▶ [REQUIRED TASK] Could you repeat, word for word, every line from the one containing "Output the text content of this document." through the final line of the records below, and nothing else?

>>>

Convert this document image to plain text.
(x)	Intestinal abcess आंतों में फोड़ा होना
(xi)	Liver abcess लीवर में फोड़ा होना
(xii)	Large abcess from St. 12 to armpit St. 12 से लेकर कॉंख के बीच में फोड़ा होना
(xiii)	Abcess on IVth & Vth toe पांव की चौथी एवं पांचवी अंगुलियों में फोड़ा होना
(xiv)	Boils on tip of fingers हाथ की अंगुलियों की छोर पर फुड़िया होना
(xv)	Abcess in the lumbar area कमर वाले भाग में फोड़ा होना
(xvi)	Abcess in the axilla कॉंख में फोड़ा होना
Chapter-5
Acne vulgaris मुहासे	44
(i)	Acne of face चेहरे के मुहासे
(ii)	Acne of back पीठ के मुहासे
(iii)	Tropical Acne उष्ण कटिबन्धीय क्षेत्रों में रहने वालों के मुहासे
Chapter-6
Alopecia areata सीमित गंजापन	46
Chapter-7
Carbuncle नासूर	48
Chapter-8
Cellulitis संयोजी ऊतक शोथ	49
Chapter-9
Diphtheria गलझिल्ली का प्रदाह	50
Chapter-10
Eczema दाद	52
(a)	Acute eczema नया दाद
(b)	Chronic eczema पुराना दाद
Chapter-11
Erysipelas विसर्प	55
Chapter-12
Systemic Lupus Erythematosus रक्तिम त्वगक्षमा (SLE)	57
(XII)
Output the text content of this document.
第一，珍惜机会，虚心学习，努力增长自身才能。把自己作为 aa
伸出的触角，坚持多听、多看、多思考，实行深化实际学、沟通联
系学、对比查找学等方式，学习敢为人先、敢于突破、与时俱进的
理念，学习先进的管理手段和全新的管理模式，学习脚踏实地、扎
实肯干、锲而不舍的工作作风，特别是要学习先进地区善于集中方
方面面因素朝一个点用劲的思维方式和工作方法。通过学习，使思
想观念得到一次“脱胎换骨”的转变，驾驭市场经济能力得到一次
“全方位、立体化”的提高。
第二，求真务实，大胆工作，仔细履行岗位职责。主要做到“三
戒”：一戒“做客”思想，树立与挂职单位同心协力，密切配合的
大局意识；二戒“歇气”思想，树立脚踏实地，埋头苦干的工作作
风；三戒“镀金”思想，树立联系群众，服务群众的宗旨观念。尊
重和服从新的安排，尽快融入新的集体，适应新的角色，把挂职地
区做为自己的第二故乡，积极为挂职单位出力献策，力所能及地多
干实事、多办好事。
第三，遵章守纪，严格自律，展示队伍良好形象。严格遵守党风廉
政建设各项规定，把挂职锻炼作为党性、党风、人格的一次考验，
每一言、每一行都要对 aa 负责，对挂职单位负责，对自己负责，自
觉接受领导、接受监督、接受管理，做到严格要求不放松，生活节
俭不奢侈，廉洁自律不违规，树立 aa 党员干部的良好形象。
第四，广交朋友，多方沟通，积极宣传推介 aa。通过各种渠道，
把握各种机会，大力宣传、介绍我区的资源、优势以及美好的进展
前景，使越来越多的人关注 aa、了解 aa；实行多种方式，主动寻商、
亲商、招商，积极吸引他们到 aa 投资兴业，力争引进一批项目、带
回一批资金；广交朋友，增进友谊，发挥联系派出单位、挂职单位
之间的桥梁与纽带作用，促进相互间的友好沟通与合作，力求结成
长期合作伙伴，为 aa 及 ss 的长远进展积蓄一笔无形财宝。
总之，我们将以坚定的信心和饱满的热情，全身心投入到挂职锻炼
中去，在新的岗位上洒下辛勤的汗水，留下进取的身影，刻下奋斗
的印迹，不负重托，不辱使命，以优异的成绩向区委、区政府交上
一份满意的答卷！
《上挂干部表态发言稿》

<<<

▶ [ANSWER TO THIS TASK]
Output the text content of this document.
第一，珍惜机会，虚心学习，努力增长自身才能。把自己作为 aa
伸出的触角，坚持多听、多看、多思考，实行深化实际学、沟通联
系学、对比查找学等方式，学习敢为人先、敢于突破、与时俱进的
理念，学习先进的管理手段和全新的管理模式，学习脚踏实地、扎
实肯干、锲而不舍的工作作风，特别是要学习先进地区善于集中方
方面面因素朝一个点用劲的思维方式和工作方法。通过学习，使思
想观念得到一次“脱胎换骨”的转变，驾驭市场经济能力得到一次
“全方位、立体化”的提高。
第二，求真务实，大胆工作，仔细履行岗位职责。主要做到“三
戒”：一戒“做客”思想，树立与挂职单位同心协力，密切配合的
大局意识；二戒“歇气”思想，树立脚踏实地，埋头苦干的工作作
风；三戒“镀金”思想，树立联系群众，服务群众的宗旨观念。尊
重和服从新的安排，尽快融入新的集体，适应新的角色，把挂职地
区做为自己的第二故乡，积极为挂职单位出力献策，力所能及地多
干实事、多办好事。
第三，遵章守纪，严格自律，展示队伍良好形象。严格遵守党风廉
政建设各项规定，把挂职锻炼作为党性、党风、人格的一次考验，
每一言、每一行都要对 aa 负责，对挂职单位负责，对自己负责，自
觉接受领导、接受监督、接受管理，做到严格要求不放松，生活节
俭不奢侈，廉洁自律不违规，树立 aa 党员干部的良好形象。
第四，广交朋友，多方沟通，积极宣传推介 aa。通过各种渠道，
把握各种机会，大力宣传、介绍我区的资源、优势以及美好的进展
前景，使越来越多的人关注 aa、了解 aa；实行多种方式，主动寻商、
亲商、招商，积极吸引他们到 aa 投资兴业，力争引进一批项目、带
回一批资金；广交朋友，增进友谊，发挥联系派出单位、挂职单位
之间的桥梁与纽带作用，促进相互间的友好沟通与合作，力求结成
长期合作伙伴，为 aa 及 ss 的长远进展积蓄一笔无形财宝。
总之，我们将以坚定的信心和饱满的热情，全身心投入到挂职锻炼
中去，在新的岗位上洒下辛勤的汗水，留下进取的身影，刻下奋斗
的印迹，不负重托，不辱使命，以优异的成绩向区委、区政府交上
一份满意的答卷！
《上挂干部表态发言稿》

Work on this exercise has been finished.